[Data items]
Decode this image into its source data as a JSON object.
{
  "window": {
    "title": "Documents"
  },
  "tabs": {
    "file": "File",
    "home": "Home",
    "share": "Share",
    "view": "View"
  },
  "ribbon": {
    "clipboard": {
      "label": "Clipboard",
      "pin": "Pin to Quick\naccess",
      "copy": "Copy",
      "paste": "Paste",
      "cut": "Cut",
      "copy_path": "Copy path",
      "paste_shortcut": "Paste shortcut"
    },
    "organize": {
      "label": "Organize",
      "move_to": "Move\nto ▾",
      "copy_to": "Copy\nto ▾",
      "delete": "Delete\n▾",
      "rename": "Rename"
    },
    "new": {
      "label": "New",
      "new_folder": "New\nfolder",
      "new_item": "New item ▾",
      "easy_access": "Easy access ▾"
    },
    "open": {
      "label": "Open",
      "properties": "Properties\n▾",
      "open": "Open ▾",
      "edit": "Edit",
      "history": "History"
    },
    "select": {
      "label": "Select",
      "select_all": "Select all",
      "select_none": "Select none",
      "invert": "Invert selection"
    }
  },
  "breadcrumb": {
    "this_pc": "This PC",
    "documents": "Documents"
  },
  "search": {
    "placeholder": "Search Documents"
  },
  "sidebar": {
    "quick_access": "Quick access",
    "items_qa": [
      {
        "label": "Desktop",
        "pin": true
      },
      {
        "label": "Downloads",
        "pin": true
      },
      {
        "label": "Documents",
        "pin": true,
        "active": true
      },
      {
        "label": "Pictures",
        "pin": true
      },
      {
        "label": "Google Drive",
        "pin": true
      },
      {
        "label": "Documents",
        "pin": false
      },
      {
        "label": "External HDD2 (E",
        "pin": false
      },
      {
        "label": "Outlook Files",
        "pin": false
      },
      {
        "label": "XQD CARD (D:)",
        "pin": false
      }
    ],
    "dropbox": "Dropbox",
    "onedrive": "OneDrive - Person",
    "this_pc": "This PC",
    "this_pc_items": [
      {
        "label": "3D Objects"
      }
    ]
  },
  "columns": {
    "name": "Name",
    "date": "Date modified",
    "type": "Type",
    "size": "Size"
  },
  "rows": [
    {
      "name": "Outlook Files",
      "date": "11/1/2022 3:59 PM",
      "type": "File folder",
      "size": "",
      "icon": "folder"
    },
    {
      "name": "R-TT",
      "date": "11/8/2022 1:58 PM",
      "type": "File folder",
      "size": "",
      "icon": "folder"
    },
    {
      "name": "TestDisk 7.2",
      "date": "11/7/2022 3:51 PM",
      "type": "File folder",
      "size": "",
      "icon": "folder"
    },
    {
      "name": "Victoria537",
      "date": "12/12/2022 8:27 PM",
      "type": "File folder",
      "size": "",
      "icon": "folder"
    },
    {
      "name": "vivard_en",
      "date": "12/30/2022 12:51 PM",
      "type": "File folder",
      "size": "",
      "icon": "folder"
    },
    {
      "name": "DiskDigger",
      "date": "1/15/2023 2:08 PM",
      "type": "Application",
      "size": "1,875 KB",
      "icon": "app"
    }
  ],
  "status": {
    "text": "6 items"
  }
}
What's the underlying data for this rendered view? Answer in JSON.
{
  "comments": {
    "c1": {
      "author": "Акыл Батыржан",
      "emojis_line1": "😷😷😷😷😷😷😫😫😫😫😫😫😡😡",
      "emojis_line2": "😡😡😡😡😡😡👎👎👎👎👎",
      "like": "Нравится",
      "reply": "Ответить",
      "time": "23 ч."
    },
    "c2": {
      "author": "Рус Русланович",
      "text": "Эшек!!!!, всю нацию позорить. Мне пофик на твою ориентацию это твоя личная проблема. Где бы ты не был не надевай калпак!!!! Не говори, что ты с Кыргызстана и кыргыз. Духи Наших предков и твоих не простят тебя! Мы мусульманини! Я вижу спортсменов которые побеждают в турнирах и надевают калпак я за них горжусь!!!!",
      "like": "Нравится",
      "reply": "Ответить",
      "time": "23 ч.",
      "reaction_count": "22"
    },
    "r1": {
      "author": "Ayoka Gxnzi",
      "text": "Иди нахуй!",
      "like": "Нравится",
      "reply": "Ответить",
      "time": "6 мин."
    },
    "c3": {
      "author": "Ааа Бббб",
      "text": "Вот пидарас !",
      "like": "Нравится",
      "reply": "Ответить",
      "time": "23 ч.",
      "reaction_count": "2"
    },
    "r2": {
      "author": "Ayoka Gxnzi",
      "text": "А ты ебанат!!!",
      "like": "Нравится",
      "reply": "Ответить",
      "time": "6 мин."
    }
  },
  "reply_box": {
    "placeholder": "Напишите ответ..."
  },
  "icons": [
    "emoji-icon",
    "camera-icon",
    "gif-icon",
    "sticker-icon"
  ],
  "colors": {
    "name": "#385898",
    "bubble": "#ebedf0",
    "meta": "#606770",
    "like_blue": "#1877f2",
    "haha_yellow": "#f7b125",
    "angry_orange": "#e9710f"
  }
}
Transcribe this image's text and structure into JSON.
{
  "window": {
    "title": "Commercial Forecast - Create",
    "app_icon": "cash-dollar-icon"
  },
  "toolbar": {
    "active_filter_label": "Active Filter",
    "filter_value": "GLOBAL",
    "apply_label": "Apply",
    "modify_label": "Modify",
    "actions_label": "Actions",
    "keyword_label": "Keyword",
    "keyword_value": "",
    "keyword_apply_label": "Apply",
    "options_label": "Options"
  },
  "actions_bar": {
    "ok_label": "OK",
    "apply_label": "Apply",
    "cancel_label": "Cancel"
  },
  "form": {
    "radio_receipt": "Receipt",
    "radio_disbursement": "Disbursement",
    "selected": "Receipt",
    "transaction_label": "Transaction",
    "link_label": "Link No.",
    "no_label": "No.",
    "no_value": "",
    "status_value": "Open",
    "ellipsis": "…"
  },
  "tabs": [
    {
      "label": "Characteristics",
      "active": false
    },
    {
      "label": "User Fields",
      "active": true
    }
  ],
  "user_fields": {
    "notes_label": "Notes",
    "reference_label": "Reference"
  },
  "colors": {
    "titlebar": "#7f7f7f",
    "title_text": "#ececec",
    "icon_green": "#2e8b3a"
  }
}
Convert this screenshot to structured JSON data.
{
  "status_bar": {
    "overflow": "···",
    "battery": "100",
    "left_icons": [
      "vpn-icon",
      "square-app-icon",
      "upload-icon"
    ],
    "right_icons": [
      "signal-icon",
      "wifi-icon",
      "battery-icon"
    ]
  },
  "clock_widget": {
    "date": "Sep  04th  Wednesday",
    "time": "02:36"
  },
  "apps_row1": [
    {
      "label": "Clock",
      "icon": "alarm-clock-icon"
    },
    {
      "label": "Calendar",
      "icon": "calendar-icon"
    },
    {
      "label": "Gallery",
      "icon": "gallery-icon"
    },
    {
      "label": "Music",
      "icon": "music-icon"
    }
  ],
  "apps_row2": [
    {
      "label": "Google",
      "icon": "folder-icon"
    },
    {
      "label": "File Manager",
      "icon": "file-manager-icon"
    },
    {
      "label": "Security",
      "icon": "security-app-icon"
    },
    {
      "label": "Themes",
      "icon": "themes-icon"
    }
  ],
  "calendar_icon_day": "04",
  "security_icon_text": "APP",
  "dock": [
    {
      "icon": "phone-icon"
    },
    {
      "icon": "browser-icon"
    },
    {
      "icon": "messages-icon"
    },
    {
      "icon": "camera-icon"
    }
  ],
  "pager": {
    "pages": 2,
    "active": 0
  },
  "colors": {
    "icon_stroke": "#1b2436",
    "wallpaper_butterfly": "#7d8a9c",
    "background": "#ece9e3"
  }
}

**JOB**
Show the lines where the word "placeholder" appears in the entries.

**WRITTEN REPLY**
    "placeholder": "Search Documents"
    "placeholder": "Напишите ответ..."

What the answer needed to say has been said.